* Your objective *
The entries below should be output exactly as written.

Rows from a figure dataset:
## Begin

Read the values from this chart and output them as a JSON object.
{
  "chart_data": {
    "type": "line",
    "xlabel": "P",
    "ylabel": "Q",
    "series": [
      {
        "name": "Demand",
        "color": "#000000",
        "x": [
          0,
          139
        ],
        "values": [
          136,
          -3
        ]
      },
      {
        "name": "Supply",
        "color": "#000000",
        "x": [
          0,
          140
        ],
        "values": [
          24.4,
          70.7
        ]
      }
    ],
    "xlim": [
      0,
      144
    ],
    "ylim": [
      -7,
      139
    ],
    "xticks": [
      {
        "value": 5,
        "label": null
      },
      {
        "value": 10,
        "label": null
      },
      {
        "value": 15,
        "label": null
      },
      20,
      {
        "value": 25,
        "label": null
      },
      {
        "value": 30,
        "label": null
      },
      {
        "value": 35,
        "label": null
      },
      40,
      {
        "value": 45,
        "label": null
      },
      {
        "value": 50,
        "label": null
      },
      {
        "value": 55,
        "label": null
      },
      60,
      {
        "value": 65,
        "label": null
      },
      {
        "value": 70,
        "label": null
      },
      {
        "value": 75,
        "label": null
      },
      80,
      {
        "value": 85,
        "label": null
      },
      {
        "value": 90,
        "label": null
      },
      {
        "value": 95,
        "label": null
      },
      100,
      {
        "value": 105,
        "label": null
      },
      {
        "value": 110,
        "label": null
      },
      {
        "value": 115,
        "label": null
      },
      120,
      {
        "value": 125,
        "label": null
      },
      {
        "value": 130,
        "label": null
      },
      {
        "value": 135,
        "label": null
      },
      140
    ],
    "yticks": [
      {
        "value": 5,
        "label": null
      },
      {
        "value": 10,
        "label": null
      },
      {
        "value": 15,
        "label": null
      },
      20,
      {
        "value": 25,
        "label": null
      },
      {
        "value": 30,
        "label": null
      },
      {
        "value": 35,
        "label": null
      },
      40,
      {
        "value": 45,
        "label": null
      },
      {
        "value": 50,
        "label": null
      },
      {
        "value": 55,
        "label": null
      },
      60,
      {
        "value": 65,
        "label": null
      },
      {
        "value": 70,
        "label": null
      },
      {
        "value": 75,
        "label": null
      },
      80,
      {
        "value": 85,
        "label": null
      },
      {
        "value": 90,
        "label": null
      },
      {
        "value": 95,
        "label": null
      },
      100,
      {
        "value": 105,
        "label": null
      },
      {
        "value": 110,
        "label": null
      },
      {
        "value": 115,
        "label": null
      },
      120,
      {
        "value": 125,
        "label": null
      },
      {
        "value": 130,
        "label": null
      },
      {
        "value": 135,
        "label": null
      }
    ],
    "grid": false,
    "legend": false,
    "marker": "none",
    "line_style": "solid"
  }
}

## End

* Solution to this task *
Read the values from this chart and output them as a JSON object.
{
  "chart_data": {
    "type": "line",
    "xlabel": "P",
    "ylabel": "Q",
    "series": [
      {
        "name": "Demand",
        "color": "#000000",
        "x": [
          0,
          139
        ],
        "values": [
          136,
          -3
        ]
      },
      {
        "name": "Supply",
        "color": "#000000",
        "x": [
          0,
          140
        ],
        "values": [
          24.4,
          70.7
        ]
      }
    ],
    "xlim": [
      0,
      144
    ],
    "ylim": [
      -7,
      139
    ],
    "xticks": [
      {
        "value": 5,
        "label": null
      },
      {
        "value": 10,
        "label": null
      },
      {
        "value": 15,
        "label": null
      },
      20,
      {
        "value": 25,
        "label": null
      },
      {
        "value": 30,
        "label": null
      },
      {
        "value": 35,
        "label": null
      },
      40,
      {
        "value": 45,
        "label": null
      },
      {
        "value": 50,
        "label": null
      },
      {
        "value": 55,
        "label": null
      },
      60,
      {
        "value": 65,
        "label": null
      },
      {
        "value": 70,
        "label": null
      },
      {
        "value": 75,
        "label": null
      },
      80,
      {
        "value": 85,
        "label": null
      },
      {
        "value": 90,
        "label": null
      },
      {
        "value": 95,
        "label": null
      },
      100,
      {
        "value": 105,
        "label": null
      },
      {
        "value": 110,
        "label": null
      },
      {
        "value": 115,
        "label": null
      },
      120,
      {
        "value": 125,
        "label": null
      },
      {
        "value": 130,
        "label": null
      },
      {
        "value": 135,
        "label": null
      },
      140
    ],
    "yticks": [
      {
        "value": 5,
        "label": null
      },
      {
        "value": 10,
        "label": null
      },
      {
        "value": 15,
        "label": null
      },
      20,
      {
        "value": 25,
        "label": null
      },
      {
        "value": 30,
        "label": null
      },
      {
        "value": 35,
        "label": null
      },
      40,
      {
        "value": 45,
        "label": null
      },
      {
        "value": 50,
        "label": null
      },
      {
        "value": 55,
        "label": null
      },
      60,
      {
        "value": 65,
        "label": null
      },
      {
        "value": 70,
        "label": null
      },
      {
        "value": 75,
        "label": null
      },
      80,
      {
        "value": 85,
        "label": null
      },
      {
        "value": 90,
        "label": null
      },
      {
        "value": 95,
        "label": null
      },
      100,
      {
        "value": 105,
        "label": null
      },
      {
        "value": 110,
        "label": null
      },
      {
        "value": 115,
        "label": null
      },
      120,
      {
        "value": 125,
        "label": null
      },
      {
        "value": 130,
        "label": null
      },
      {
        "value": 135,
        "label": null
      }
    ],
    "grid": false,
    "legend": false,
    "marker": "none",
    "line_style": "solid"
  }
}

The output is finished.